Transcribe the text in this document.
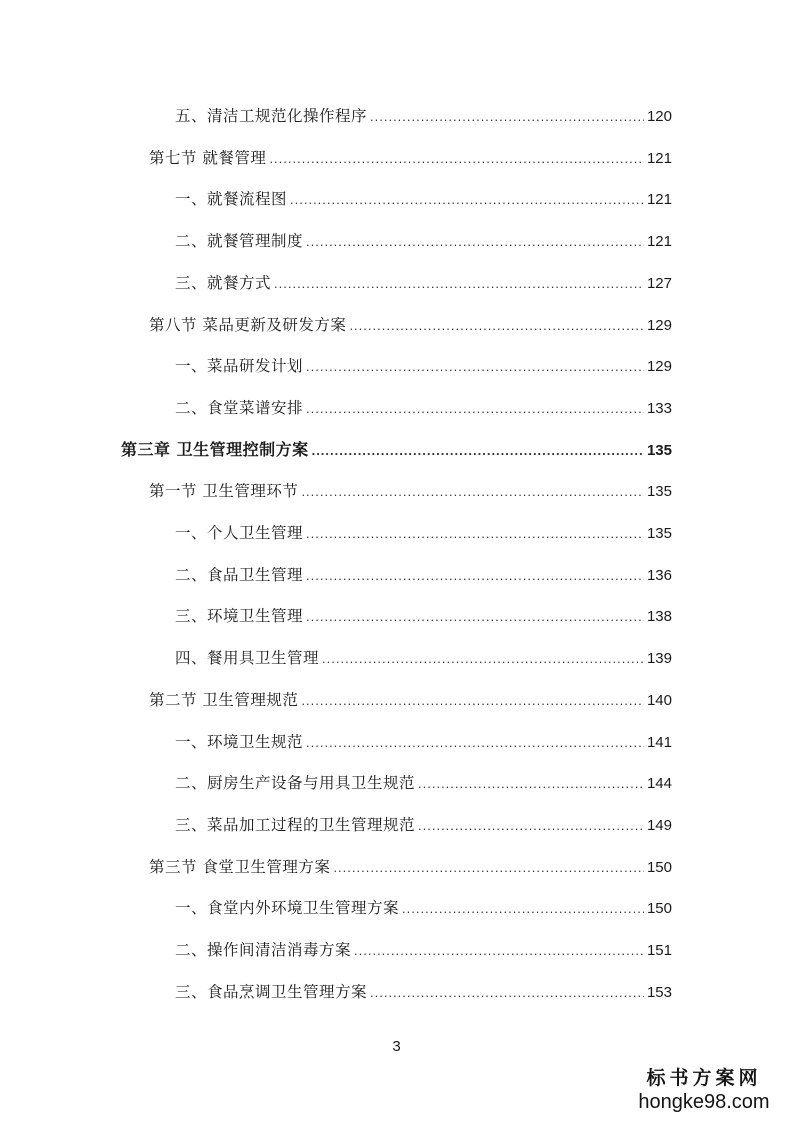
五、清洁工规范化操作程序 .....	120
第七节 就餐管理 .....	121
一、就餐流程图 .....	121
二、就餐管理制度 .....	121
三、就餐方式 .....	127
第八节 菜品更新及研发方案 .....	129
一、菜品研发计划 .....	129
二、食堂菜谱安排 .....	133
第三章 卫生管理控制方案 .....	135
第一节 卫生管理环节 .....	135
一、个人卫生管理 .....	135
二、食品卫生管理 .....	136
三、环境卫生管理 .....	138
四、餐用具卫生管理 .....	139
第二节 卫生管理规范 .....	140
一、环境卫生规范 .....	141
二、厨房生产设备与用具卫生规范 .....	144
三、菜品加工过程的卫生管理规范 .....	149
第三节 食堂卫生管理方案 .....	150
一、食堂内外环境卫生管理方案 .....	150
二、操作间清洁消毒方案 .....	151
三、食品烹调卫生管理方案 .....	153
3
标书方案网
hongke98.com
════
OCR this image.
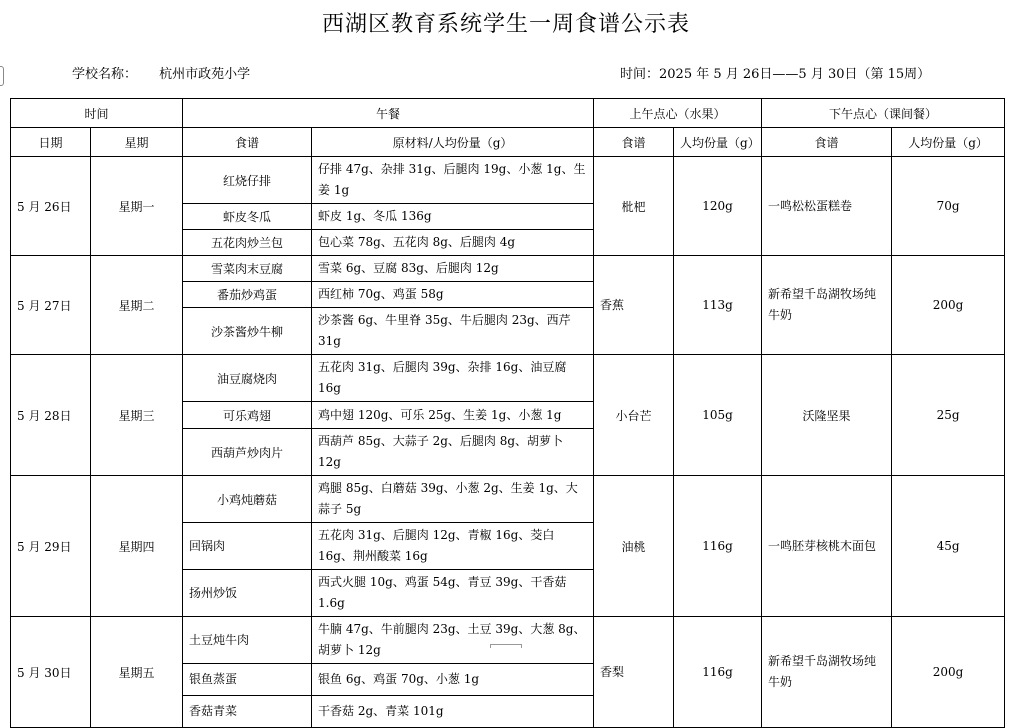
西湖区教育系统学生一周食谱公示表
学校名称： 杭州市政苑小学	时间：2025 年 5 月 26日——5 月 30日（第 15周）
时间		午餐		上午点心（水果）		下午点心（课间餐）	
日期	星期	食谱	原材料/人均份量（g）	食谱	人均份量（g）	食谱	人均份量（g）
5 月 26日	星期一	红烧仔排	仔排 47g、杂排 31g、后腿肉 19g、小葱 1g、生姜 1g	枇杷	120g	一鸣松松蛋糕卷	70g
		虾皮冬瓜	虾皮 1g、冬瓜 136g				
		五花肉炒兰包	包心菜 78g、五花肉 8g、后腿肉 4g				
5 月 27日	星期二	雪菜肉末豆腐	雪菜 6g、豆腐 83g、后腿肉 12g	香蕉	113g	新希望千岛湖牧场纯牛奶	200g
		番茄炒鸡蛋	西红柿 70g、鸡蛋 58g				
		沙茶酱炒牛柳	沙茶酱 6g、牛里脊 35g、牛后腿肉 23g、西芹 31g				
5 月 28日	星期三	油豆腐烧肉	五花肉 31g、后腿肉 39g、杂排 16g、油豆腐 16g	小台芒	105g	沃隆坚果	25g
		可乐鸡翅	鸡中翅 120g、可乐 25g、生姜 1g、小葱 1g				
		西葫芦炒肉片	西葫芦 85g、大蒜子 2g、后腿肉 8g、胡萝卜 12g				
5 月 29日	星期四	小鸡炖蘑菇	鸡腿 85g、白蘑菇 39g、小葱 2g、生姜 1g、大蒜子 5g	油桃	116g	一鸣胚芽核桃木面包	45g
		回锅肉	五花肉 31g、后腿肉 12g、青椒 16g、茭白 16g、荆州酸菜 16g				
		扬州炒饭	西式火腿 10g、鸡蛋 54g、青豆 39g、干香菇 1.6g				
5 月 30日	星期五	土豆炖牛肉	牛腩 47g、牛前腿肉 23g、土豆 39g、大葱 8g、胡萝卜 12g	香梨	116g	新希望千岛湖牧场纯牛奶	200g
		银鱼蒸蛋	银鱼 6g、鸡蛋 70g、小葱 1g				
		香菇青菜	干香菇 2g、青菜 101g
════
### Exercise details
Identify and copy lines that hold the string "新希望千岛湖牧场纯牛奶".

### Finished exercise
5 月 27日	星期二	雪菜肉末豆腐	雪菜 6g、豆腐 83g、后腿肉 12g	香蕉	113g	新希望千岛湖牧场纯牛奶	200g
5 月 30日	星期五	土豆炖牛肉	牛腩 47g、牛前腿肉 23g、土豆 39g、大葱 8g、胡萝卜 12g	香梨	116g	新希望千岛湖牧场纯牛奶	200g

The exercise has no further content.